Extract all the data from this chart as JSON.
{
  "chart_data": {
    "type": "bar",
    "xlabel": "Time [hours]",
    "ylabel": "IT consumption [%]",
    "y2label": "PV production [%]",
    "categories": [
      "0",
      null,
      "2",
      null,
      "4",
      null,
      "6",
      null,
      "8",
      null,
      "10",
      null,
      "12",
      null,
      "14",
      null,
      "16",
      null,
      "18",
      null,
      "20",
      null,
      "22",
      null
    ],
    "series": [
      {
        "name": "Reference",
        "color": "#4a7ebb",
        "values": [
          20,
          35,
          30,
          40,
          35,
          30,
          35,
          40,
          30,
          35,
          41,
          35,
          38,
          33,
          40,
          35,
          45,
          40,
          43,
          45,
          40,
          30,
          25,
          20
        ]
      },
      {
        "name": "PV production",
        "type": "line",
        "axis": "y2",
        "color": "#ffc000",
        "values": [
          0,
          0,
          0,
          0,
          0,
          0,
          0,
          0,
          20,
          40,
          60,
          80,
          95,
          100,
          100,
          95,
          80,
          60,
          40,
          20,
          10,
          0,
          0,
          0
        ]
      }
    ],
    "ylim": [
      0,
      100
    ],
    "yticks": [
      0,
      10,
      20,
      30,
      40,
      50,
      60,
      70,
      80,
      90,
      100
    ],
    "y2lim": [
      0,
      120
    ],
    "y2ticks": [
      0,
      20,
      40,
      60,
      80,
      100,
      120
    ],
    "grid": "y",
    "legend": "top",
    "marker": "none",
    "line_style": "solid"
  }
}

--- --- ---

Repeat all the entries exactly as given.

Extract all the data from this chart as JSON.
{
  "chart_data": {
    "type": "bar",
    "xlabel": "Time [hours]",
    "ylabel": "IT consumption [%]",
    "y2label": "PV production [%]",
    "categories": [
      "0",
      null,
      "2",
      null,
      "4",
      null,
      "6",
      null,
      "8",
      null,
      "10",
      null,
      "12",
      null,
      "14",
      null,
      "16",
      null,
      "18",
      null,
      "20",
      null,
      "22",
      null
    ],
    "series": [
      {
        "name": "Reference",
        "color": "#4a7ebb",
        "values": [
          20,
          35,
          30,
          40,
          35,
          30,
          35,
          40,
          30,
          35,
          41,
          35,
          38,
          33,
          40,
          35,
          45,
          40,
          43,
          45,
          40,
          30,
          25,
          20
        ]
      },
      {
        "name": "PV production",
        "type": "line",
        "axis": "y2",
        "color": "#ffc000",
        "values": [
          0,
          0,
          0,
          0,
          0,
          0,
          0,
          0,
          20,
          40,
          60,
          80,
          95,
          100,
          100,
          95,
          80,
          60,
          40,
          20,
          10,
          0,
          0,
          0
        ]
      }
    ],
    "ylim": [
      0,
      100
    ],
    "yticks": [
      0,
      10,
      20,
      30,
      40,
      50,
      60,
      70,
      80,
      90,
      100
    ],
    "y2lim": [
      0,
      120
    ],
    "y2ticks": [
      0,
      20,
      40,
      60,
      80,
      100,
      120
    ],
    "grid": "y",
    "legend": "top",
    "marker": "none",
    "line_style": "solid"
  }
}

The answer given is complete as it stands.